785. Is Graph Bipartite?

785. Is Graph Bipartite?

Question:

Given an undirected graph, return true if and only if it is bipartite.

Recall that a graph is bipartite if we can split it’s set of nodes into two independent subsets A and B such that every edge in the graph has one node in A and another node in B.

The graph is given in the following form: graph[i] is a list of indexes j for which the edge between nodes i and j exists. Each node is an integer between 0 and graph.length - 1. There are no self edges or parallel edges: graph[i] does not contain i, and it doesn’t contain any element twice.

Example 1:
Input: [[1,3], [0,2], [1,3], [0,2]]
Output: true
Explanation: 
The graph looks like this:
0----1
|    |
|    |
3----2
We can divide the vertices into two groups: {0, 2} and {1, 3}.

Example 2:
Input: [[1,2,3], [0,2], [0,1,3], [0,2]]
Output: false
Explanation: 
The graph looks like this:
0----1
| \  |
|  \ |
3----2
We cannot find a way to divide the set of nodes into two independent subsets.

Note:

• graph will have length in range [1, 100].
• graph[i] will contain integers in range [0, graph.length - 1].
• graph[i] will not contain i or duplicate values.
• The graph is undirected: if any element j is in graph[i], then i will be in graph[j].

Solution:

• Method 1: dfs + bopartite

    class Solution {
        private int[][] g;
        private int[] visited;
        public boolean isBipartite(int[][] graph) {
            g = graph;
            visited = new int[graph.length];        
            for(int i = 0; i < graph.length; i++){
                if(visited[i] == 0){
                    if(!dfs(i, 1))  return false;
                }
            }
            return true;
        }
        private boolean dfs(int node, int color){
            if(visited[node] == -color) return false;
            else if(visited[node] == color) return true;
            visited[node] = color;
            int[] neighbours = g[node];
            for(Integer neighbour : neighbours){
                if(!dfs(neighbour, -color)) return false;
            }
            return true;
        }
    }
  

• Method 2: bfs

    class Solution {
        public boolean isBipartite(int[][] graph) {
            int[] visited = new int[graph.length];
            Queue<Integer> queue = new LinkedList<>();
            for(int i = 0; i < graph.length; i++){
                if(visited[i] == 0){
                    visited[i] = 1;
                    queue.offer(i);
                    while(!queue.isEmpty()){
                        int cur = queue.poll();
                        for(Integer next : graph[cur]){
                            if(visited[next] == visited[cur]) return false;
                            else if(visited[next] == 0){
                                visited[next] = -visited[cur];
                                queue.offer(next);
                            }
                        }
                    }
                }
            }
            return true;
        }
    }
************
PROBLEM DETAILS
Rewrite the passage of the bipartite graph text above, everything from "Recall that a" down to "another node in B.", substituting "groups" for "subsets".

Bounding box annotations:
************
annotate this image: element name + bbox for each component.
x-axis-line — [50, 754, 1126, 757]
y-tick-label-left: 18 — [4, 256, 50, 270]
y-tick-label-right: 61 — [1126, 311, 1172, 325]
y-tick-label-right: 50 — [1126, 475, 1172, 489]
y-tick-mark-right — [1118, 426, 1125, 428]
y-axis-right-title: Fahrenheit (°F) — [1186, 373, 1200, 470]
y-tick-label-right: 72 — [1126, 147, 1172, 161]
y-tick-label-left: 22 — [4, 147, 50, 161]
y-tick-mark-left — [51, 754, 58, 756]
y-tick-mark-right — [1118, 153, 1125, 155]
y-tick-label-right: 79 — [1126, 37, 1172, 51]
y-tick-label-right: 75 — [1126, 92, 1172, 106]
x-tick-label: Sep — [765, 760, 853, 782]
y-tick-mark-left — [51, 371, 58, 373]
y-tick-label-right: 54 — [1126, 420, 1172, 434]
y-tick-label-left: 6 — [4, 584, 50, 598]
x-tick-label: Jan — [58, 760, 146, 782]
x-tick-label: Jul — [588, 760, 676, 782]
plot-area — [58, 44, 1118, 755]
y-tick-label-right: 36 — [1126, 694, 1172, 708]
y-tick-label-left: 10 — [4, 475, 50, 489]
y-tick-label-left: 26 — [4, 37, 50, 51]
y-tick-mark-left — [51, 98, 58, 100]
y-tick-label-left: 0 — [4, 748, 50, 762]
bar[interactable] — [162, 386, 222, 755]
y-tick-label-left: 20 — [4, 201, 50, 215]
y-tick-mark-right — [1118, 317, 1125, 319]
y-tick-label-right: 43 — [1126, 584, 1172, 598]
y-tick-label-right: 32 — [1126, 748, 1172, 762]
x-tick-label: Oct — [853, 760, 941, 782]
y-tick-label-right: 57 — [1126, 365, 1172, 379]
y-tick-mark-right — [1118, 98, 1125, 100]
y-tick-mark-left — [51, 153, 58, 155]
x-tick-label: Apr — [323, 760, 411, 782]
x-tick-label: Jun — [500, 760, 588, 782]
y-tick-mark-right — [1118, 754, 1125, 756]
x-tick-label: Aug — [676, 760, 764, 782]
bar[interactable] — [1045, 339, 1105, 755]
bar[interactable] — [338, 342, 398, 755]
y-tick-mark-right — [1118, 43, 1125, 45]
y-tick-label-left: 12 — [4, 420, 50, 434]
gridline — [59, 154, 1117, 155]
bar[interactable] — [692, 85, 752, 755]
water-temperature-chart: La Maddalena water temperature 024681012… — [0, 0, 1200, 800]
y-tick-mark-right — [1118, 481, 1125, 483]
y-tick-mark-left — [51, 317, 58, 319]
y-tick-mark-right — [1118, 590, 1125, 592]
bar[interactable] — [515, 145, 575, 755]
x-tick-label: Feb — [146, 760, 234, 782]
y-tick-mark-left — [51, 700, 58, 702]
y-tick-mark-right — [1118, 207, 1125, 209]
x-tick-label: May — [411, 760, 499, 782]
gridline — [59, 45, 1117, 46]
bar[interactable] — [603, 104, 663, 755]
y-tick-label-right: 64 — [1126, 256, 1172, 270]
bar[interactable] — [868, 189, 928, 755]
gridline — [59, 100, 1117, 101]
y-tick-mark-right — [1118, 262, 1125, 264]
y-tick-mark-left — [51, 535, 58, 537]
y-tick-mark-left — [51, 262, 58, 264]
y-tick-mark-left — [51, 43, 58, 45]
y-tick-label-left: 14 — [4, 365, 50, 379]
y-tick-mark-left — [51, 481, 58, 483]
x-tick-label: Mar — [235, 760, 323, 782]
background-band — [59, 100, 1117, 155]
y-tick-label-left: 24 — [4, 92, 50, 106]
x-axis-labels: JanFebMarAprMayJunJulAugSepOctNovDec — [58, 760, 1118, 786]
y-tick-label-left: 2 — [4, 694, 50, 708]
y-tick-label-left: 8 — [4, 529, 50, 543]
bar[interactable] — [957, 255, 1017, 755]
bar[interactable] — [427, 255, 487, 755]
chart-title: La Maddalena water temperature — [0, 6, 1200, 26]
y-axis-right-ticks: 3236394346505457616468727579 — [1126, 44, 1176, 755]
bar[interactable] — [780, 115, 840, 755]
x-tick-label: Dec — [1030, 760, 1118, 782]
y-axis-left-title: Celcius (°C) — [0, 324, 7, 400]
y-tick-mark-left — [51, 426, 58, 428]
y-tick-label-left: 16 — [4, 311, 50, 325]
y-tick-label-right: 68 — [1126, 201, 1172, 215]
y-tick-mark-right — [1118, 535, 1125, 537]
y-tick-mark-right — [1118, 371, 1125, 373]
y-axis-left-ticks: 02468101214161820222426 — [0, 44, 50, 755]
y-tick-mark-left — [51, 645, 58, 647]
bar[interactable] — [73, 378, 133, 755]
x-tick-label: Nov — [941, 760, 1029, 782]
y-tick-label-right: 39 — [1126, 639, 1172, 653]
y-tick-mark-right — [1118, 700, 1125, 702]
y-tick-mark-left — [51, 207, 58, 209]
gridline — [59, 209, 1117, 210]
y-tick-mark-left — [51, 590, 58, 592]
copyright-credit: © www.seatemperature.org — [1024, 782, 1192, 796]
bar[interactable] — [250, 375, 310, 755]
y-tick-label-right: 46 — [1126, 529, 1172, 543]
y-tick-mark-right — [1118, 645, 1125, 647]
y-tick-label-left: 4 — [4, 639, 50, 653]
************
EXERCISE RESULT
Recall that a graph is bipartite if we can split it’s set of nodes into two independent groups A and B such that every edge in the graph has one node in A and another node in B.